> **AIM**: Locate each line holding the string "мигрантам" and copy it.

> **INPUT RECORDS**:
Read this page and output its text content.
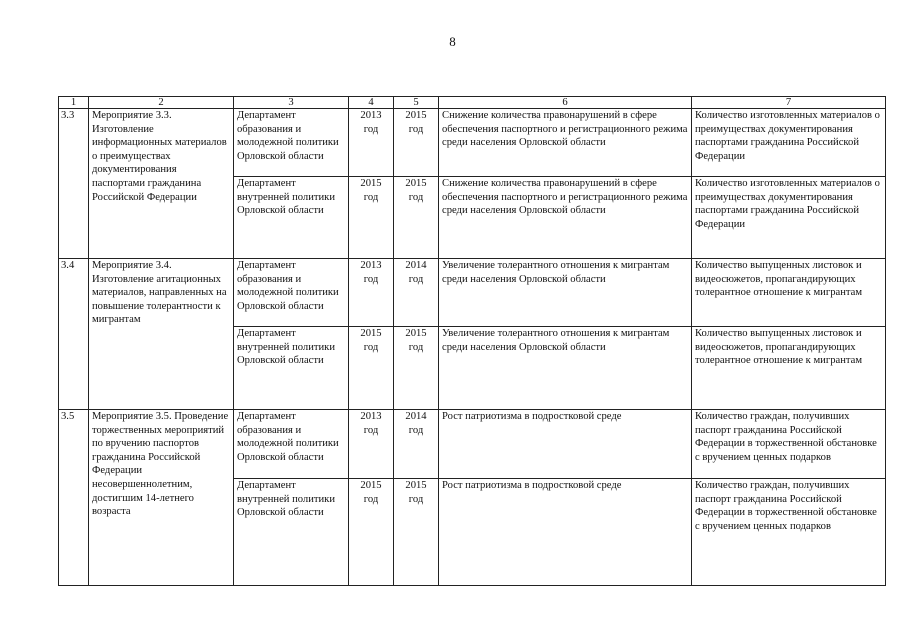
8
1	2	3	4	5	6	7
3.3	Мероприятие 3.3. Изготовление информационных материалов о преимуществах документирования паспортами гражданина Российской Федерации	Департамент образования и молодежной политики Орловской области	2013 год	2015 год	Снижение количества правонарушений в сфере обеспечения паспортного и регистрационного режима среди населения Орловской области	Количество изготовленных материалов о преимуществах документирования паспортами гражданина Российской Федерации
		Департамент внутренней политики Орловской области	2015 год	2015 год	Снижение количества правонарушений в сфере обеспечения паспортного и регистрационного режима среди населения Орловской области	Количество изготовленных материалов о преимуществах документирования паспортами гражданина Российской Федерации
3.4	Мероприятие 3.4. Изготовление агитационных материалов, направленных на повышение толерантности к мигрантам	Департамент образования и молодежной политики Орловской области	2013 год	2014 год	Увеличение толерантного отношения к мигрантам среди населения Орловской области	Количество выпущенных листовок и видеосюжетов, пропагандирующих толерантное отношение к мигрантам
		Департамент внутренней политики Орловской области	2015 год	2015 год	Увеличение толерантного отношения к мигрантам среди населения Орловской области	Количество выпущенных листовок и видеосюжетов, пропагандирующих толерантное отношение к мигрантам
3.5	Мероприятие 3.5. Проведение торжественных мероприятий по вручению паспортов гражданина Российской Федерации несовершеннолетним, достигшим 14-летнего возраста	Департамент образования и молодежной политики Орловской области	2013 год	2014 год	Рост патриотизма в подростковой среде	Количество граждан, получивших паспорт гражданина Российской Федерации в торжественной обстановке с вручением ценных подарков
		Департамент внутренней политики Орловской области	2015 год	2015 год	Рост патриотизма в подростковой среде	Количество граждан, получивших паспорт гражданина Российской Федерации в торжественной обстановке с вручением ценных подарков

==

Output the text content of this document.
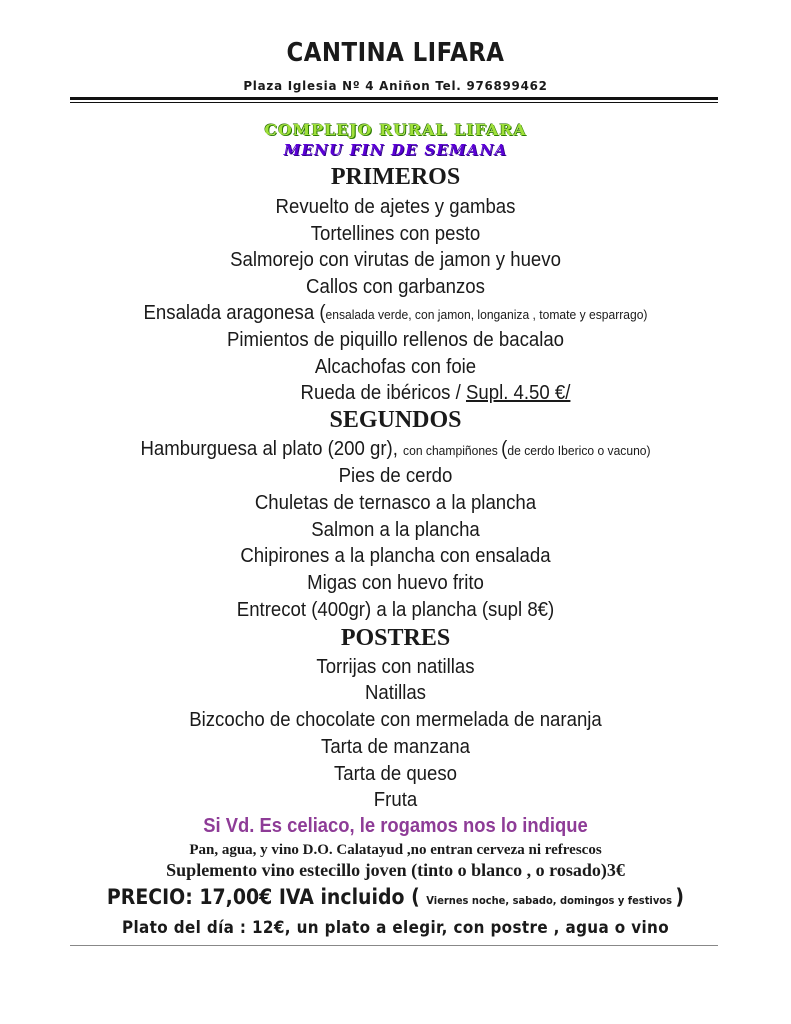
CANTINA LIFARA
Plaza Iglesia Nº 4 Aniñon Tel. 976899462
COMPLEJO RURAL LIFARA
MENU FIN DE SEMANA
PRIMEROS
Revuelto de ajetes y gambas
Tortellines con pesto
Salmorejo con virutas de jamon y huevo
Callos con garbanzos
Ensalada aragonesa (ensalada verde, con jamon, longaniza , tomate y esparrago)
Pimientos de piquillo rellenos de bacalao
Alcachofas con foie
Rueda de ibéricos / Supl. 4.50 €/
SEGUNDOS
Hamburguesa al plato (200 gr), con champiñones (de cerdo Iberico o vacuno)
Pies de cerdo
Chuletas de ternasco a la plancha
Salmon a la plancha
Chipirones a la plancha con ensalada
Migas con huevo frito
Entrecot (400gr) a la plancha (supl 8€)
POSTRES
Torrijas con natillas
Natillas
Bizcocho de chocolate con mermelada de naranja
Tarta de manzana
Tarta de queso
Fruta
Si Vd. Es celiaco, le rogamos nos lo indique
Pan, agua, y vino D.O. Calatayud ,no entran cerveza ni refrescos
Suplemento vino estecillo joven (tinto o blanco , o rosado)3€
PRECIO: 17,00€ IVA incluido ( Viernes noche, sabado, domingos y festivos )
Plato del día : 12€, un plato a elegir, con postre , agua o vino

> **FINAL RESULT**:
3.4	Мероприятие 3.4. Изготовление агитационных материалов, направленных на повышение толерантности к мигрантам	Департамент образования и молодежной политики Орловской области	2013 год	2014 год	Увеличение толерантного отношения к мигрантам среди населения Орловской области	Количество выпущенных листовок и видеосюжетов, пропагандирующих толерантное отношение к мигрантам
		Департамент внутренней политики Орловской области	2015 год	2015 год	Увеличение толерантного отношения к мигрантам среди населения Орловской области	Количество выпущенных листовок и видеосюжетов, пропагандирующих толерантное отношение к мигрантам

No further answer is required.